Prompt >>
Reproduce the complete listing without any deviation.

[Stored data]
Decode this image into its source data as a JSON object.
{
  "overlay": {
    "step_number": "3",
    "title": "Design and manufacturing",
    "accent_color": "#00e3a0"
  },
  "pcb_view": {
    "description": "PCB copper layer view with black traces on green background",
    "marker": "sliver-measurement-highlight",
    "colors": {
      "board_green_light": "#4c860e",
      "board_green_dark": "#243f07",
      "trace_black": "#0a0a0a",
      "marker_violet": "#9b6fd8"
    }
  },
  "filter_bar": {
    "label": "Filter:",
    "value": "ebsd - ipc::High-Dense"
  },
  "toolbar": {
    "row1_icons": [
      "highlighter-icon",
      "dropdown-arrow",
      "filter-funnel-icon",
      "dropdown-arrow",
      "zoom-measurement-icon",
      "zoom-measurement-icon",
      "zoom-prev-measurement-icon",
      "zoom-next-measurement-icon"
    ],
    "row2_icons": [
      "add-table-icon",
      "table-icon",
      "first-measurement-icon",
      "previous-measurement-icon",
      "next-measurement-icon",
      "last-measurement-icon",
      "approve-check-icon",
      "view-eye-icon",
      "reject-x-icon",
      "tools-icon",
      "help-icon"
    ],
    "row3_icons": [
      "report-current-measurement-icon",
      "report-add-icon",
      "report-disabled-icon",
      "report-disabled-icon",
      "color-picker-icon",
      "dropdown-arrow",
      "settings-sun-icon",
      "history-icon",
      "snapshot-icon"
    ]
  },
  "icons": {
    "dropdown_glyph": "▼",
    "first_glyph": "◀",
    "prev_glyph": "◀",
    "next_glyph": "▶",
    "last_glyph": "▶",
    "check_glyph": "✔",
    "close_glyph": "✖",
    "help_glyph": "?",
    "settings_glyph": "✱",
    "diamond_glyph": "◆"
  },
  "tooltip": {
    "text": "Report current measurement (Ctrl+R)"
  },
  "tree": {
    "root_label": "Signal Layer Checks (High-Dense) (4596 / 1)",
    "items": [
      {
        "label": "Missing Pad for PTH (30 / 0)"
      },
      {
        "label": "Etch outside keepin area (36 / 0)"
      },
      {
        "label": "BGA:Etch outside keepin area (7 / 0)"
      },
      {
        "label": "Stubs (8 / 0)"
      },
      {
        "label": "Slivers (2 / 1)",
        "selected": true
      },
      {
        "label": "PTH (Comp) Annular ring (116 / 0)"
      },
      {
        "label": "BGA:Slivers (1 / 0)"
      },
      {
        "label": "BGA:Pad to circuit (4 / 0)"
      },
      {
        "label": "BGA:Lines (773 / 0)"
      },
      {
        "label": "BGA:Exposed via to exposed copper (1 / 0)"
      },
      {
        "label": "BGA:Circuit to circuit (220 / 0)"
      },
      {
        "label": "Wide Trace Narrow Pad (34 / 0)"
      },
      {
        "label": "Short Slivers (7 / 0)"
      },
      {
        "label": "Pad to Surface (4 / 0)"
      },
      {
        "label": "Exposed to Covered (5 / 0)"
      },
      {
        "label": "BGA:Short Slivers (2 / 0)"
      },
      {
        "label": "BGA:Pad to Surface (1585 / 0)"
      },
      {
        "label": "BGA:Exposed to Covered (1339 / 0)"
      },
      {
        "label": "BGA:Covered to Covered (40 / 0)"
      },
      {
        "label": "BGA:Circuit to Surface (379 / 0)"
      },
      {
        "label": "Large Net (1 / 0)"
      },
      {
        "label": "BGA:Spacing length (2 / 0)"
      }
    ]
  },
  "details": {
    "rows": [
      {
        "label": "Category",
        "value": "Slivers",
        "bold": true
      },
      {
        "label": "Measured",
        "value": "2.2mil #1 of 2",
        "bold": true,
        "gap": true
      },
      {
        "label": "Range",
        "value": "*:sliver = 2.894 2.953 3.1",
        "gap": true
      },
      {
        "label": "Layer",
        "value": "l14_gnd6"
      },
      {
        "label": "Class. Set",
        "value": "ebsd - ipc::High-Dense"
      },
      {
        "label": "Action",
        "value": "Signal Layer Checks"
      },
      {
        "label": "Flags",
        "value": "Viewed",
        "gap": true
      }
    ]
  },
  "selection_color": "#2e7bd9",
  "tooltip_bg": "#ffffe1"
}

Answer to this task >>
Decode this image into its source data as a JSON object.
{
  "overlay": {
    "step_number": "3",
    "title": "Design and manufacturing",
    "accent_color": "#00e3a0"
  },
  "pcb_view": {
    "description": "PCB copper layer view with black traces on green background",
    "marker": "sliver-measurement-highlight",
    "colors": {
      "board_green_light": "#4c860e",
      "board_green_dark": "#243f07",
      "trace_black": "#0a0a0a",
      "marker_violet": "#9b6fd8"
    }
  },
  "filter_bar": {
    "label": "Filter:",
    "value": "ebsd - ipc::High-Dense"
  },
  "toolbar": {
    "row1_icons": [
      "highlighter-icon",
      "dropdown-arrow",
      "filter-funnel-icon",
      "dropdown-arrow",
      "zoom-measurement-icon",
      "zoom-measurement-icon",
      "zoom-prev-measurement-icon",
      "zoom-next-measurement-icon"
    ],
    "row2_icons": [
      "add-table-icon",
      "table-icon",
      "first-measurement-icon",
      "previous-measurement-icon",
      "next-measurement-icon",
      "last-measurement-icon",
      "approve-check-icon",
      "view-eye-icon",
      "reject-x-icon",
      "tools-icon",
      "help-icon"
    ],
    "row3_icons": [
      "report-current-measurement-icon",
      "report-add-icon",
      "report-disabled-icon",
      "report-disabled-icon",
      "color-picker-icon",
      "dropdown-arrow",
      "settings-sun-icon",
      "history-icon",
      "snapshot-icon"
    ]
  },
  "icons": {
    "dropdown_glyph": "▼",
    "first_glyph": "◀",
    "prev_glyph": "◀",
    "next_glyph": "▶",
    "last_glyph": "▶",
    "check_glyph": "✔",
    "close_glyph": "✖",
    "help_glyph": "?",
    "settings_glyph": "✱",
    "diamond_glyph": "◆"
  },
  "tooltip": {
    "text": "Report current measurement (Ctrl+R)"
  },
  "tree": {
    "root_label": "Signal Layer Checks (High-Dense) (4596 / 1)",
    "items": [
      {
        "label": "Missing Pad for PTH (30 / 0)"
      },
      {
        "label": "Etch outside keepin area (36 / 0)"
      },
      {
        "label": "BGA:Etch outside keepin area (7 / 0)"
      },
      {
        "label": "Stubs (8 / 0)"
      },
      {
        "label": "Slivers (2 / 1)",
        "selected": true
      },
      {
        "label": "PTH (Comp) Annular ring (116 / 0)"
      },
      {
        "label": "BGA:Slivers (1 / 0)"
      },
      {
        "label": "BGA:Pad to circuit (4 / 0)"
      },
      {
        "label": "BGA:Lines (773 / 0)"
      },
      {
        "label": "BGA:Exposed via to exposed copper (1 / 0)"
      },
      {
        "label": "BGA:Circuit to circuit (220 / 0)"
      },
      {
        "label": "Wide Trace Narrow Pad (34 / 0)"
      },
      {
        "label": "Short Slivers (7 / 0)"
      },
      {
        "label": "Pad to Surface (4 / 0)"
      },
      {
        "label": "Exposed to Covered (5 / 0)"
      },
      {
        "label": "BGA:Short Slivers (2 / 0)"
      },
      {
        "label": "BGA:Pad to Surface (1585 / 0)"
      },
      {
        "label": "BGA:Exposed to Covered (1339 / 0)"
      },
      {
        "label": "BGA:Covered to Covered (40 / 0)"
      },
      {
        "label": "BGA:Circuit to Surface (379 / 0)"
      },
      {
        "label": "Large Net (1 / 0)"
      },
      {
        "label": "BGA:Spacing length (2 / 0)"
      }
    ]
  },
  "details": {
    "rows": [
      {
        "label": "Category",
        "value": "Slivers",
        "bold": true
      },
      {
        "label": "Measured",
        "value": "2.2mil #1 of 2",
        "bold": true,
        "gap": true
      },
      {
        "label": "Range",
        "value": "*:sliver = 2.894 2.953 3.1",
        "gap": true
      },
      {
        "label": "Layer",
        "value": "l14_gnd6"
      },
      {
        "label": "Class. Set",
        "value": "ebsd - ipc::High-Dense"
      },
      {
        "label": "Action",
        "value": "Signal Layer Checks"
      },
      {
        "label": "Flags",
        "value": "Viewed",
        "gap": true
      }
    ]
  },
  "selection_color": "#2e7bd9",
  "tooltip_bg": "#ffffe1"
}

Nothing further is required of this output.